Problem description: Exactly the lines from the line containing "Extract the structured" through the final line of the entries below must be returned, and only those, without pictures.

---

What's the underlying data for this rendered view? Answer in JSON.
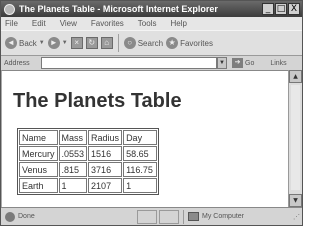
{
  "window": {
    "title": "The Planets Table - Microsoft Internet Explorer",
    "controls": {
      "minimize": "_",
      "maximize": "□",
      "close": "X"
    }
  },
  "menu": [
    "File",
    "Edit",
    "View",
    "Favorites",
    "Tools",
    "Help"
  ],
  "toolbar": {
    "back_label": "Back",
    "search_label": "Search",
    "favorites_label": "Favorites"
  },
  "address": {
    "label": "Address",
    "value": "",
    "go_label": "Go",
    "links_label": "Links"
  },
  "page": {
    "title": "The Planets Table",
    "table": {
      "rows": [
        [
          "Name",
          "Mass",
          "Radius",
          "Day"
        ],
        [
          "Mercury",
          ".0553",
          "1516",
          "58.65"
        ],
        [
          "Venus",
          ".815",
          "3716",
          "116.75"
        ],
        [
          "Earth",
          "1",
          "2107",
          "1"
        ]
      ]
    }
  },
  "status": {
    "left_text": "Done",
    "zone_text": "My Computer"
  },
  "icons": {
    "stop": "stop-icon",
    "refresh": "refresh-icon",
    "home": "home-icon"
  }
}
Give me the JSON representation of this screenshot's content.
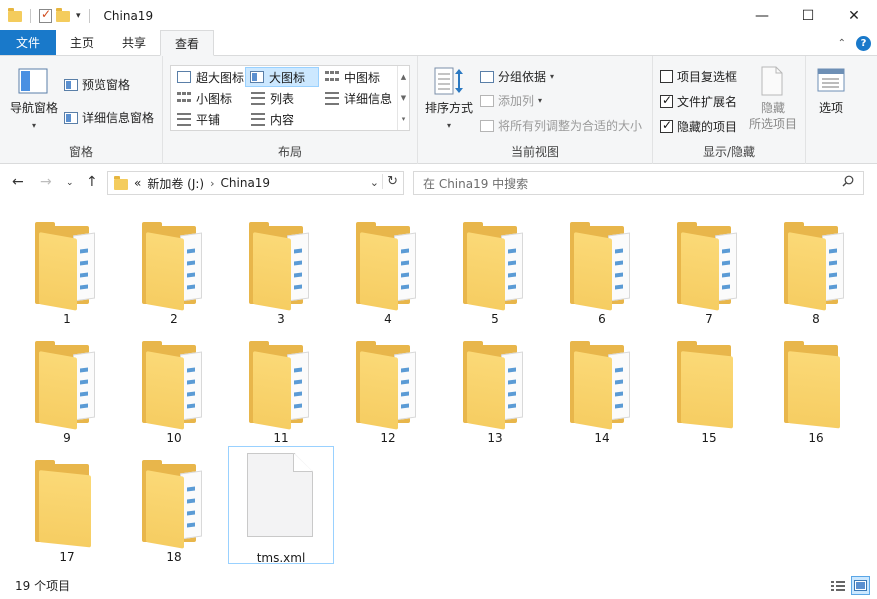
{
  "window": {
    "title": "China19"
  },
  "window_controls": {
    "minimize": "—",
    "maximize": "☐",
    "close": "✕"
  },
  "tabs": [
    {
      "label": "文件"
    },
    {
      "label": "主页"
    },
    {
      "label": "共享"
    },
    {
      "label": "查看"
    }
  ],
  "ribbon": {
    "panes": {
      "label": "窗格",
      "nav_pane": "导航窗格",
      "preview_pane": "预览窗格",
      "details_pane": "详细信息窗格"
    },
    "layout": {
      "label": "布局",
      "items": [
        "超大图标",
        "大图标",
        "中图标",
        "小图标",
        "列表",
        "详细信息",
        "平铺",
        "内容"
      ],
      "selected": "大图标"
    },
    "current_view": {
      "label": "当前视图",
      "sort_by": "排序方式",
      "group_by": "分组依据",
      "add_columns": "添加列",
      "fit_columns": "将所有列调整为合适的大小"
    },
    "show_hide": {
      "label": "显示/隐藏",
      "item_checkboxes": {
        "label": "项目复选框",
        "checked": false
      },
      "file_extensions": {
        "label": "文件扩展名",
        "checked": true
      },
      "hidden_items": {
        "label": "隐藏的项目",
        "checked": true
      },
      "hide_selected_line1": "隐藏",
      "hide_selected_line2": "所选项目"
    },
    "options": {
      "label": "选项"
    }
  },
  "address": {
    "overflow": "«",
    "crumbs": [
      "新加卷 (J:)",
      "China19"
    ]
  },
  "search": {
    "placeholder": "在 China19 中搜索"
  },
  "items": [
    {
      "name": "1",
      "type": "folder-files"
    },
    {
      "name": "2",
      "type": "folder-files"
    },
    {
      "name": "3",
      "type": "folder-files"
    },
    {
      "name": "4",
      "type": "folder-files"
    },
    {
      "name": "5",
      "type": "folder-files"
    },
    {
      "name": "6",
      "type": "folder-files"
    },
    {
      "name": "7",
      "type": "folder-files"
    },
    {
      "name": "8",
      "type": "folder-files"
    },
    {
      "name": "9",
      "type": "folder-files"
    },
    {
      "name": "10",
      "type": "folder-files"
    },
    {
      "name": "11",
      "type": "folder-files"
    },
    {
      "name": "12",
      "type": "folder-files"
    },
    {
      "name": "13",
      "type": "folder-files"
    },
    {
      "name": "14",
      "type": "folder-files"
    },
    {
      "name": "15",
      "type": "folder-empty"
    },
    {
      "name": "16",
      "type": "folder-empty"
    },
    {
      "name": "17",
      "type": "folder-empty"
    },
    {
      "name": "18",
      "type": "folder-files"
    },
    {
      "name": "tms.xml",
      "type": "file",
      "selected": true
    }
  ],
  "status": {
    "count": "19 个项目"
  },
  "colors": {
    "accent": "#1979ca",
    "folder": "#f6cd62",
    "selection": "#cce8ff"
  }
}
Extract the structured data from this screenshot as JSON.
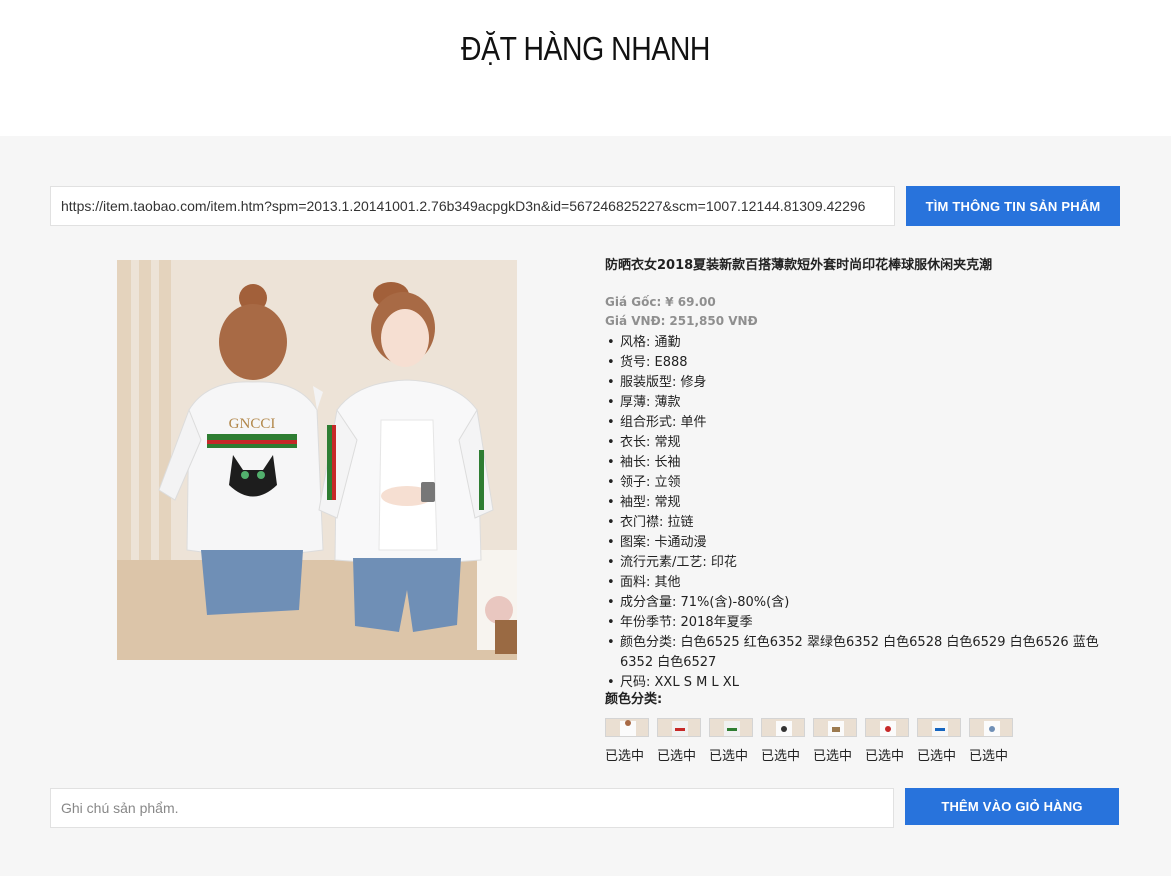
{
  "header": {
    "title": "ĐẶT HÀNG NHANH"
  },
  "search": {
    "url_value": "https://item.taobao.com/item.htm?spm=2013.1.20141001.2.76b349acpgkD3n&id=567246825227&scm=1007.12144.81309.42296",
    "button_label": "TÌM THÔNG TIN SẢN PHẨM"
  },
  "product": {
    "title": "防晒衣女2018夏装新款百搭薄款短外套时尚印花棒球服休闲夹克潮",
    "image_print_text": "GNCCI",
    "price_original_label": "Giá Gốc:",
    "price_original": "¥ 69.00",
    "price_vnd_label": "Giá VNĐ:",
    "price_vnd": "251,850 VNĐ",
    "attributes": [
      "风格: 通勤",
      "货号: E888",
      "服装版型: 修身",
      "厚薄: 薄款",
      "组合形式: 单件",
      "衣长: 常规",
      "袖长: 长袖",
      "领子: 立领",
      "袖型: 常规",
      "衣门襟: 拉链",
      "图案: 卡通动漫",
      "流行元素/工艺: 印花",
      "面料: 其他",
      "成分含量: 71%(含)-80%(含)",
      "年份季节: 2018年夏季",
      "颜色分类: 白色6525 红色6352 翠绿色6352 白色6528 白色6529 白色6526 蓝色6352 白色6527",
      "尺码: XXL S M L XL"
    ],
    "colors_label": "颜色分类:",
    "swatches": [
      "已选中",
      "已选中",
      "已选中",
      "已选中",
      "已选中",
      "已选中",
      "已选中",
      "已选中"
    ]
  },
  "note": {
    "placeholder": "Ghi chú sản phẩm."
  },
  "cart": {
    "button_label": "THÊM VÀO GIỎ HÀNG"
  },
  "colors": {
    "accent": "#2873dc",
    "page_bg": "#f6f6f6",
    "muted_text": "#8f8f8f"
  }
}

---

Answer to the problem:
Extract the structured data from this screenshot as JSON.
{
  "header": {
    "title": "ĐẶT HÀNG NHANH"
  },
  "search": {
    "url_value": "https://item.taobao.com/item.htm?spm=2013.1.20141001.2.76b349acpgkD3n&id=567246825227&scm=1007.12144.81309.42296",
    "button_label": "TÌM THÔNG TIN SẢN PHẨM"
  },
  "product": {
    "title": "防晒衣女2018夏装新款百搭薄款短外套时尚印花棒球服休闲夹克潮",
    "image_print_text": "GNCCI",
    "price_original_label": "Giá Gốc:",
    "price_original": "¥ 69.00",
    "price_vnd_label": "Giá VNĐ:",
    "price_vnd": "251,850 VNĐ",
    "attributes": [
      "风格: 通勤",
      "货号: E888",
      "服装版型: 修身",
      "厚薄: 薄款",
      "组合形式: 单件",
      "衣长: 常规",
      "袖长: 长袖",
      "领子: 立领",
      "袖型: 常规",
      "衣门襟: 拉链",
      "图案: 卡通动漫",
      "流行元素/工艺: 印花",
      "面料: 其他",
      "成分含量: 71%(含)-80%(含)",
      "年份季节: 2018年夏季",
      "颜色分类: 白色6525 红色6352 翠绿色6352 白色6528 白色6529 白色6526 蓝色6352 白色6527",
      "尺码: XXL S M L XL"
    ],
    "colors_label": "颜色分类:",
    "swatches": [
      "已选中",
      "已选中",
      "已选中",
      "已选中",
      "已选中",
      "已选中",
      "已选中",
      "已选中"
    ]
  },
  "note": {
    "placeholder": "Ghi chú sản phẩm."
  },
  "cart": {
    "button_label": "THÊM VÀO GIỎ HÀNG"
  },
  "colors": {
    "accent": "#2873dc",
    "page_bg": "#f6f6f6",
    "muted_text": "#8f8f8f"
  }
}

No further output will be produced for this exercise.